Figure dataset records
%%

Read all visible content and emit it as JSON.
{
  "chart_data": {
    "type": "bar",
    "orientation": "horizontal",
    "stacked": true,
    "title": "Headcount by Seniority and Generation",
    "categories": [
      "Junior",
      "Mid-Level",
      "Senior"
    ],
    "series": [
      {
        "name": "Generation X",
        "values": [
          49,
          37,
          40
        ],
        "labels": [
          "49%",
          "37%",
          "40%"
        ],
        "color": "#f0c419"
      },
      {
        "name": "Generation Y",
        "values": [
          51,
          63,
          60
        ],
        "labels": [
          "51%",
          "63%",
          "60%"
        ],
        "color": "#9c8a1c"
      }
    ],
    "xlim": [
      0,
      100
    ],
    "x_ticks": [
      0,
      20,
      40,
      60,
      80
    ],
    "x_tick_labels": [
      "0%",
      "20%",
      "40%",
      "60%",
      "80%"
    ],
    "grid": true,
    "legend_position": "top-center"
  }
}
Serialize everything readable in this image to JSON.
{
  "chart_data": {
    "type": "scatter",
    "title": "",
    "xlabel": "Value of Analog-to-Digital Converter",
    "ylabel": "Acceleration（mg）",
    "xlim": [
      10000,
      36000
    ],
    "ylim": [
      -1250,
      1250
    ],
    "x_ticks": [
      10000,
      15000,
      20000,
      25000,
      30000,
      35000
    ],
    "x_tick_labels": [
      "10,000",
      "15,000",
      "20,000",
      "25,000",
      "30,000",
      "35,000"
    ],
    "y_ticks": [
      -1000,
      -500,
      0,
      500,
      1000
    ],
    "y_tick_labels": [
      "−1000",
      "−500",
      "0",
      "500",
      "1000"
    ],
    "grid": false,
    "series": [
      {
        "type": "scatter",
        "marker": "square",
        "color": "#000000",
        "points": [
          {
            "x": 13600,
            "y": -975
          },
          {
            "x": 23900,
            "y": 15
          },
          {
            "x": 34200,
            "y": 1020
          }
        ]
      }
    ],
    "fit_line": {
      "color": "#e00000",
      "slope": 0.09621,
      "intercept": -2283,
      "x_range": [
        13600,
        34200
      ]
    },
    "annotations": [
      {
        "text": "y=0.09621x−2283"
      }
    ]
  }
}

%%

**What to produce:**
Word for word, write out the data.

**Completed task:**
Read all visible content and emit it as JSON.
{
  "chart_data": {
    "type": "bar",
    "orientation": "horizontal",
    "stacked": true,
    "title": "Headcount by Seniority and Generation",
    "categories": [
      "Junior",
      "Mid-Level",
      "Senior"
    ],
    "series": [
      {
        "name": "Generation X",
        "values": [
          49,
          37,
          40
        ],
        "labels": [
          "49%",
          "37%",
          "40%"
        ],
        "color": "#f0c419"
      },
      {
        "name": "Generation Y",
        "values": [
          51,
          63,
          60
        ],
        "labels": [
          "51%",
          "63%",
          "60%"
        ],
        "color": "#9c8a1c"
      }
    ],
    "xlim": [
      0,
      100
    ],
    "x_ticks": [
      0,
      20,
      40,
      60,
      80
    ],
    "x_tick_labels": [
      "0%",
      "20%",
      "40%",
      "60%",
      "80%"
    ],
    "grid": true,
    "legend_position": "top-center"
  }
}
Serialize everything readable in this image to JSON.
{
  "chart_data": {
    "type": "scatter",
    "title": "",
    "xlabel": "Value of Analog-to-Digital Converter",
    "ylabel": "Acceleration（mg）",
    "xlim": [
      10000,
      36000
    ],
    "ylim": [
      -1250,
      1250
    ],
    "x_ticks": [
      10000,
      15000,
      20000,
      25000,
      30000,
      35000
    ],
    "x_tick_labels": [
      "10,000",
      "15,000",
      "20,000",
      "25,000",
      "30,000",
      "35,000"
    ],
    "y_ticks": [
      -1000,
      -500,
      0,
      500,
      1000
    ],
    "y_tick_labels": [
      "−1000",
      "−500",
      "0",
      "500",
      "1000"
    ],
    "grid": false,
    "series": [
      {
        "type": "scatter",
        "marker": "square",
        "color": "#000000",
        "points": [
          {
            "x": 13600,
            "y": -975
          },
          {
            "x": 23900,
            "y": 15
          },
          {
            "x": 34200,
            "y": 1020
          }
        ]
      }
    ],
    "fit_line": {
      "color": "#e00000",
      "slope": 0.09621,
      "intercept": -2283,
      "x_range": [
        13600,
        34200
      ]
    },
    "annotations": [
      {
        "text": "y=0.09621x−2283"
      }
    ]
  }
}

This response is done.